=== What the task asks ===
Out of all the lines below, count those with the word "name". Give the number only.

* START Task material *

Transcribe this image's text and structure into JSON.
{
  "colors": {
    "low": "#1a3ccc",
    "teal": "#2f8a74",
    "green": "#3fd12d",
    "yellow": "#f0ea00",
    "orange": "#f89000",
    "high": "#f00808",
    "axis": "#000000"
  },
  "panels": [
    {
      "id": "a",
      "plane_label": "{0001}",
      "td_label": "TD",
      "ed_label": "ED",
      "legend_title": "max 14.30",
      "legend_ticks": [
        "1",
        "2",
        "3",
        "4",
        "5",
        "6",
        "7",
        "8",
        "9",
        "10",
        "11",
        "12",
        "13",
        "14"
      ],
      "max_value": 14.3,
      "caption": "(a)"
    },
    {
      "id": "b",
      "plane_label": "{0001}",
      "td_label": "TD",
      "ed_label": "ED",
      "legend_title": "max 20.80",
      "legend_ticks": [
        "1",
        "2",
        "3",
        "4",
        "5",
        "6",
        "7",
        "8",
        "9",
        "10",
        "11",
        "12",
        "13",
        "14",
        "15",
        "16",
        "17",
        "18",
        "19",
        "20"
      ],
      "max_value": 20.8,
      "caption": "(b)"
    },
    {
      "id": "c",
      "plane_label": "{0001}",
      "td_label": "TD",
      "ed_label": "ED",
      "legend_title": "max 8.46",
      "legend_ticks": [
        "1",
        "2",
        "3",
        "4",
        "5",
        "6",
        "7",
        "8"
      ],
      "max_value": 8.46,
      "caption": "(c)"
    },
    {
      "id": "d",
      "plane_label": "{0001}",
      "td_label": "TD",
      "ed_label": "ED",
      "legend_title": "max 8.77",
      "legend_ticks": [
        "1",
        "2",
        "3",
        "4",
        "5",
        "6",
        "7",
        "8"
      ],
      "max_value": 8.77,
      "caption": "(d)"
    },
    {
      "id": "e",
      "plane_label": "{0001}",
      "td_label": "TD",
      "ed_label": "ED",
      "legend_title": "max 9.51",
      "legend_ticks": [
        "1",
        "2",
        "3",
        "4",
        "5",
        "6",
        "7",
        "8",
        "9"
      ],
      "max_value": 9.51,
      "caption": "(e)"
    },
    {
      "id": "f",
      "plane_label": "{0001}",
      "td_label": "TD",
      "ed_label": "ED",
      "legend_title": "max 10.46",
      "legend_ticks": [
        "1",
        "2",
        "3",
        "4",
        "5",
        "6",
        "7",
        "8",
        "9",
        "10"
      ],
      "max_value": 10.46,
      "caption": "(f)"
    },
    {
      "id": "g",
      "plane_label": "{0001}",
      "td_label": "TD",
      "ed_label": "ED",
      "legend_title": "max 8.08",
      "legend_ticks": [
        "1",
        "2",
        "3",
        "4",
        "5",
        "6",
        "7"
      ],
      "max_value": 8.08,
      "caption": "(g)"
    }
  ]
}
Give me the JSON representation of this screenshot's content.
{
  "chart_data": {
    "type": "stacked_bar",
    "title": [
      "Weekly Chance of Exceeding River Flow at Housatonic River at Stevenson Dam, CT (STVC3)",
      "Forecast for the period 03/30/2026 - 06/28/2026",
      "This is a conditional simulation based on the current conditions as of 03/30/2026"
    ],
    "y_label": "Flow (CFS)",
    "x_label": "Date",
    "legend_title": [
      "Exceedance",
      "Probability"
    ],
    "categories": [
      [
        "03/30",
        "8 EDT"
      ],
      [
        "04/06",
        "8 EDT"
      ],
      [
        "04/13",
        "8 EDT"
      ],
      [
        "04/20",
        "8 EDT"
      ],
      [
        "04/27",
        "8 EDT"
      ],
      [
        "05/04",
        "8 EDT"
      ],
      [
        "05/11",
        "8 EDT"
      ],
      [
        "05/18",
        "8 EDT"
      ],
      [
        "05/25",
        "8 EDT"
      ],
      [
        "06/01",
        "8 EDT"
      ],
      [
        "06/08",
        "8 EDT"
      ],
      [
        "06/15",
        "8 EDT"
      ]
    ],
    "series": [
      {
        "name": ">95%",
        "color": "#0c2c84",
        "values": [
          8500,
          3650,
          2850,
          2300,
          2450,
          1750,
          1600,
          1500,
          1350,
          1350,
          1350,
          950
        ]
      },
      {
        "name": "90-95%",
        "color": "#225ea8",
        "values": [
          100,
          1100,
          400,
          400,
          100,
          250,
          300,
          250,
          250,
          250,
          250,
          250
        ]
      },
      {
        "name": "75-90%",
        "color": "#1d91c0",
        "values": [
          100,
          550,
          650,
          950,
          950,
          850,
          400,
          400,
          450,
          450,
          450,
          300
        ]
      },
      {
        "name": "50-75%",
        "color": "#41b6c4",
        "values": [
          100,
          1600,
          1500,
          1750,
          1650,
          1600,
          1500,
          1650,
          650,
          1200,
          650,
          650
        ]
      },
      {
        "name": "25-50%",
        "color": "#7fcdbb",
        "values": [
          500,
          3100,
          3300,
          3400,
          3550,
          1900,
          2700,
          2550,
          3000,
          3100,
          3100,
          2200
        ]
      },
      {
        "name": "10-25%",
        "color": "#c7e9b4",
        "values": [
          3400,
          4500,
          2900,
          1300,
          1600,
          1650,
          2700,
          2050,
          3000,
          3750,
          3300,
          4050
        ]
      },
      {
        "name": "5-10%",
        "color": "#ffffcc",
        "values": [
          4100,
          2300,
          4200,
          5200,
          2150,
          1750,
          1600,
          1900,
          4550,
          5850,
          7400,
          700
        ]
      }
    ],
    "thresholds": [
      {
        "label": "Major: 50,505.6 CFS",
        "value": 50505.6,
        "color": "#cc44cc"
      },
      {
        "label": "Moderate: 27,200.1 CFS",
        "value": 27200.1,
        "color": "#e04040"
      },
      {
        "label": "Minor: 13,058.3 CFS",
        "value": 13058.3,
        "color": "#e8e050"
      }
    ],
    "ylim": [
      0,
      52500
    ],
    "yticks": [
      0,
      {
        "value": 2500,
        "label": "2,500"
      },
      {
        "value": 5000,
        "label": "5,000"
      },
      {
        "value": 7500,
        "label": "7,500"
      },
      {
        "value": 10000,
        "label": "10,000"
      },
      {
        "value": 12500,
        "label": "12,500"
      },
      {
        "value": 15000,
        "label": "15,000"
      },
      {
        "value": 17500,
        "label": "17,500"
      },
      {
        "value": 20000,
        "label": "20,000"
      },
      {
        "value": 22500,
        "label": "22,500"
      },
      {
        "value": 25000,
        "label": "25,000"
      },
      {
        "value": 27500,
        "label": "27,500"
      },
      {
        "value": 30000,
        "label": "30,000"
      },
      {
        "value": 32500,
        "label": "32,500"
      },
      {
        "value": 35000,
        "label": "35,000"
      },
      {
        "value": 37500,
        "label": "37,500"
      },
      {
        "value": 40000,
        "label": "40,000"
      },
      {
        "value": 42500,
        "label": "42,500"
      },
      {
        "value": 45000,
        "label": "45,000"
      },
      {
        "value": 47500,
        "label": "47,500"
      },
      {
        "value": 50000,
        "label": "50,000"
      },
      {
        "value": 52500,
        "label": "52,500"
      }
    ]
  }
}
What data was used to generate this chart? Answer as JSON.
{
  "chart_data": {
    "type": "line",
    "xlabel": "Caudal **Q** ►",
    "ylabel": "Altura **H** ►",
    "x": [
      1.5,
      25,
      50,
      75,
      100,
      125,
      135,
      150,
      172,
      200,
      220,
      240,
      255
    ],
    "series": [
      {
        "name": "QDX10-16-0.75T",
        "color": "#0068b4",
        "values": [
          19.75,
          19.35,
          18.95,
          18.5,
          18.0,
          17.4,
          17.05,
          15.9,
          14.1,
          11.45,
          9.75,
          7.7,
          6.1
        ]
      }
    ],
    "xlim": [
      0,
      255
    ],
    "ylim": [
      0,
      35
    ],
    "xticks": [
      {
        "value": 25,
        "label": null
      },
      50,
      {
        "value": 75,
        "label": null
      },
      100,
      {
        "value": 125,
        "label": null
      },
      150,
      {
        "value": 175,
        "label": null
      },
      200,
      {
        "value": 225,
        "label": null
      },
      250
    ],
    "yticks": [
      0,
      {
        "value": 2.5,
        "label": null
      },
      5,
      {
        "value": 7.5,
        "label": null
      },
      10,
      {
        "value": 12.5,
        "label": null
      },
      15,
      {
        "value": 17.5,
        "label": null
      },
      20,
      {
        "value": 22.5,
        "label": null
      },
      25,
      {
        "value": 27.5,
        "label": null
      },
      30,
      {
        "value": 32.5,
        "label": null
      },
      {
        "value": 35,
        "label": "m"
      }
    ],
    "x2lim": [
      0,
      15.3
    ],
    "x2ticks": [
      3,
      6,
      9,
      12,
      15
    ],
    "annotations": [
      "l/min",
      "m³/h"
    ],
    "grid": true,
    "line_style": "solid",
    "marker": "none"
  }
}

* END Task material *

=== The response ===
8